### WRITTEN PROBLEM
Reproduce the material in full, unchanged.

### DATA ROWS

----

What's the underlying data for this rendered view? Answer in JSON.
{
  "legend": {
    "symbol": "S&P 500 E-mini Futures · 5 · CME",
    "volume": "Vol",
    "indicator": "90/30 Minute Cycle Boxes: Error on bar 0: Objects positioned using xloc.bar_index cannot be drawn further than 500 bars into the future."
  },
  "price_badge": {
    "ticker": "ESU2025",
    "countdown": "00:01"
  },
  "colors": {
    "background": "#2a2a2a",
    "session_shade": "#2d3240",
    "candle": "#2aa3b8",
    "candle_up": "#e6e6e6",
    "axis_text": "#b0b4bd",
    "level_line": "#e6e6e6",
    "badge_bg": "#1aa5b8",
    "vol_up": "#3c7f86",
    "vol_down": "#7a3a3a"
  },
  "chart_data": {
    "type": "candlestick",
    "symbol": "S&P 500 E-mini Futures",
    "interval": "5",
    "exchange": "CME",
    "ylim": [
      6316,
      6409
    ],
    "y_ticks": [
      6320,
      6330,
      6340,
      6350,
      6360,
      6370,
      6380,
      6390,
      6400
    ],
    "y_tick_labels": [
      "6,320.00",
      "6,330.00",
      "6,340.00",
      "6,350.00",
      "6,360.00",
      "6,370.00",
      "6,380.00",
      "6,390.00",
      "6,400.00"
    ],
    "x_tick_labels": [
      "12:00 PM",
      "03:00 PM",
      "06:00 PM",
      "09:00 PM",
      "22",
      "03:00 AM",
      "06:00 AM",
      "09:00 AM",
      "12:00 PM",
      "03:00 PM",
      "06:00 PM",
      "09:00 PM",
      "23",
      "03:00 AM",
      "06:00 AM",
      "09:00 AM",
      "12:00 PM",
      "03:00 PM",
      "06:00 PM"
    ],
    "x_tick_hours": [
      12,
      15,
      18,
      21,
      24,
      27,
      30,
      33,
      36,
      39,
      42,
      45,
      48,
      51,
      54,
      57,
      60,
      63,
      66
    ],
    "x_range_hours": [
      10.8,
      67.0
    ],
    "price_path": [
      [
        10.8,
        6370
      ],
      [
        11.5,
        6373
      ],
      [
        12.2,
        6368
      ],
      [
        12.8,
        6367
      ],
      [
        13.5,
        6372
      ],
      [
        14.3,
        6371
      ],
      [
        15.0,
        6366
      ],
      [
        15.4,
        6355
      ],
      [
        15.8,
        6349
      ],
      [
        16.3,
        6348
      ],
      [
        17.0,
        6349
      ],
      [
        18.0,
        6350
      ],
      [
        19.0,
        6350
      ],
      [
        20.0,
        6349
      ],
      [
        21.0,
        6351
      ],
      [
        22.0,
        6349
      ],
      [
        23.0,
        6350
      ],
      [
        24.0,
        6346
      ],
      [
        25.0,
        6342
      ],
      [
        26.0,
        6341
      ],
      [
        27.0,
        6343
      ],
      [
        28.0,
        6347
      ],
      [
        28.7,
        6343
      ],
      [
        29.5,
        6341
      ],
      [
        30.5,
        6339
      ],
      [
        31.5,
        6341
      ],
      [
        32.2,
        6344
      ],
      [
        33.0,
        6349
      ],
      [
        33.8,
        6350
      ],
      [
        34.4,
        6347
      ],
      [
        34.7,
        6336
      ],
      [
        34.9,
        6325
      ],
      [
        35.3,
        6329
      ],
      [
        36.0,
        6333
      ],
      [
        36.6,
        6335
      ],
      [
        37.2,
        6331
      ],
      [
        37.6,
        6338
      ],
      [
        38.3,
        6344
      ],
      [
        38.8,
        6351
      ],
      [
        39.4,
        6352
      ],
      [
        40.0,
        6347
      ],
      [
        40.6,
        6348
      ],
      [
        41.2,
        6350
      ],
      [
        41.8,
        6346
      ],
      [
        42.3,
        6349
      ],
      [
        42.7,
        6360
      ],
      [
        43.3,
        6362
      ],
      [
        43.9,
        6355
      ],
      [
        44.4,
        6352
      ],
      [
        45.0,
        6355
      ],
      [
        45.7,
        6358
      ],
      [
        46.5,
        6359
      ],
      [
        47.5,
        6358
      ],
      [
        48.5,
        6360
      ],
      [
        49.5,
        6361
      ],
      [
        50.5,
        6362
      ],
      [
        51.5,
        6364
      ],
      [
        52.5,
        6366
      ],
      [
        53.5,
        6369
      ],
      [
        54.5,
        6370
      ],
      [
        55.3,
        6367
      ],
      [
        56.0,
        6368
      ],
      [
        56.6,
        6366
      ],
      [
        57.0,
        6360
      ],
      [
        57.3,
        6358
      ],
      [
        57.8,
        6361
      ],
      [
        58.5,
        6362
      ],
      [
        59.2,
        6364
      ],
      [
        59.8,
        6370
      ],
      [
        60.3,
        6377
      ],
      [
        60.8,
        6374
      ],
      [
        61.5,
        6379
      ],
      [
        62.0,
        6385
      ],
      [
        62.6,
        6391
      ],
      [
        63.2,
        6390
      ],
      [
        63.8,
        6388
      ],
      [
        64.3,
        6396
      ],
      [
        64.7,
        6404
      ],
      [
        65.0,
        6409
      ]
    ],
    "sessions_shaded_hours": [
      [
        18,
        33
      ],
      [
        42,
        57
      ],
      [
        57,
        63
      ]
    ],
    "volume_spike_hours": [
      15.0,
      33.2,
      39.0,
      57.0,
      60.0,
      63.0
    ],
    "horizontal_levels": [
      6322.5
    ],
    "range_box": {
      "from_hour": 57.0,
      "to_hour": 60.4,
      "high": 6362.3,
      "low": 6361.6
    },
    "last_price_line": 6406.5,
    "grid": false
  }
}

----

### ANSWER
What's the underlying data for this rendered view? Answer in JSON.
{
  "legend": {
    "symbol": "S&P 500 E-mini Futures · 5 · CME",
    "volume": "Vol",
    "indicator": "90/30 Minute Cycle Boxes: Error on bar 0: Objects positioned using xloc.bar_index cannot be drawn further than 500 bars into the future."
  },
  "price_badge": {
    "ticker": "ESU2025",
    "countdown": "00:01"
  },
  "colors": {
    "background": "#2a2a2a",
    "session_shade": "#2d3240",
    "candle": "#2aa3b8",
    "candle_up": "#e6e6e6",
    "axis_text": "#b0b4bd",
    "level_line": "#e6e6e6",
    "badge_bg": "#1aa5b8",
    "vol_up": "#3c7f86",
    "vol_down": "#7a3a3a"
  },
  "chart_data": {
    "type": "candlestick",
    "symbol": "S&P 500 E-mini Futures",
    "interval": "5",
    "exchange": "CME",
    "ylim": [
      6316,
      6409
    ],
    "y_ticks": [
      6320,
      6330,
      6340,
      6350,
      6360,
      6370,
      6380,
      6390,
      6400
    ],
    "y_tick_labels": [
      "6,320.00",
      "6,330.00",
      "6,340.00",
      "6,350.00",
      "6,360.00",
      "6,370.00",
      "6,380.00",
      "6,390.00",
      "6,400.00"
    ],
    "x_tick_labels": [
      "12:00 PM",
      "03:00 PM",
      "06:00 PM",
      "09:00 PM",
      "22",
      "03:00 AM",
      "06:00 AM",
      "09:00 AM",
      "12:00 PM",
      "03:00 PM",
      "06:00 PM",
      "09:00 PM",
      "23",
      "03:00 AM",
      "06:00 AM",
      "09:00 AM",
      "12:00 PM",
      "03:00 PM",
      "06:00 PM"
    ],
    "x_tick_hours": [
      12,
      15,
      18,
      21,
      24,
      27,
      30,
      33,
      36,
      39,
      42,
      45,
      48,
      51,
      54,
      57,
      60,
      63,
      66
    ],
    "x_range_hours": [
      10.8,
      67.0
    ],
    "price_path": [
      [
        10.8,
        6370
      ],
      [
        11.5,
        6373
      ],
      [
        12.2,
        6368
      ],
      [
        12.8,
        6367
      ],
      [
        13.5,
        6372
      ],
      [
        14.3,
        6371
      ],
      [
        15.0,
        6366
      ],
      [
        15.4,
        6355
      ],
      [
        15.8,
        6349
      ],
      [
        16.3,
        6348
      ],
      [
        17.0,
        6349
      ],
      [
        18.0,
        6350
      ],
      [
        19.0,
        6350
      ],
      [
        20.0,
        6349
      ],
      [
        21.0,
        6351
      ],
      [
        22.0,
        6349
      ],
      [
        23.0,
        6350
      ],
      [
        24.0,
        6346
      ],
      [
        25.0,
        6342
      ],
      [
        26.0,
        6341
      ],
      [
        27.0,
        6343
      ],
      [
        28.0,
        6347
      ],
      [
        28.7,
        6343
      ],
      [
        29.5,
        6341
      ],
      [
        30.5,
        6339
      ],
      [
        31.5,
        6341
      ],
      [
        32.2,
        6344
      ],
      [
        33.0,
        6349
      ],
      [
        33.8,
        6350
      ],
      [
        34.4,
        6347
      ],
      [
        34.7,
        6336
      ],
      [
        34.9,
        6325
      ],
      [
        35.3,
        6329
      ],
      [
        36.0,
        6333
      ],
      [
        36.6,
        6335
      ],
      [
        37.2,
        6331
      ],
      [
        37.6,
        6338
      ],
      [
        38.3,
        6344
      ],
      [
        38.8,
        6351
      ],
      [
        39.4,
        6352
      ],
      [
        40.0,
        6347
      ],
      [
        40.6,
        6348
      ],
      [
        41.2,
        6350
      ],
      [
        41.8,
        6346
      ],
      [
        42.3,
        6349
      ],
      [
        42.7,
        6360
      ],
      [
        43.3,
        6362
      ],
      [
        43.9,
        6355
      ],
      [
        44.4,
        6352
      ],
      [
        45.0,
        6355
      ],
      [
        45.7,
        6358
      ],
      [
        46.5,
        6359
      ],
      [
        47.5,
        6358
      ],
      [
        48.5,
        6360
      ],
      [
        49.5,
        6361
      ],
      [
        50.5,
        6362
      ],
      [
        51.5,
        6364
      ],
      [
        52.5,
        6366
      ],
      [
        53.5,
        6369
      ],
      [
        54.5,
        6370
      ],
      [
        55.3,
        6367
      ],
      [
        56.0,
        6368
      ],
      [
        56.6,
        6366
      ],
      [
        57.0,
        6360
      ],
      [
        57.3,
        6358
      ],
      [
        57.8,
        6361
      ],
      [
        58.5,
        6362
      ],
      [
        59.2,
        6364
      ],
      [
        59.8,
        6370
      ],
      [
        60.3,
        6377
      ],
      [
        60.8,
        6374
      ],
      [
        61.5,
        6379
      ],
      [
        62.0,
        6385
      ],
      [
        62.6,
        6391
      ],
      [
        63.2,
        6390
      ],
      [
        63.8,
        6388
      ],
      [
        64.3,
        6396
      ],
      [
        64.7,
        6404
      ],
      [
        65.0,
        6409
      ]
    ],
    "sessions_shaded_hours": [
      [
        18,
        33
      ],
      [
        42,
        57
      ],
      [
        57,
        63
      ]
    ],
    "volume_spike_hours": [
      15.0,
      33.2,
      39.0,
      57.0,
      60.0,
      63.0
    ],
    "horizontal_levels": [
      6322.5
    ],
    "range_box": {
      "from_hour": 57.0,
      "to_hour": 60.4,
      "high": 6362.3,
      "low": 6361.6
    },
    "last_price_line": 6406.5,
    "grid": false
  }
}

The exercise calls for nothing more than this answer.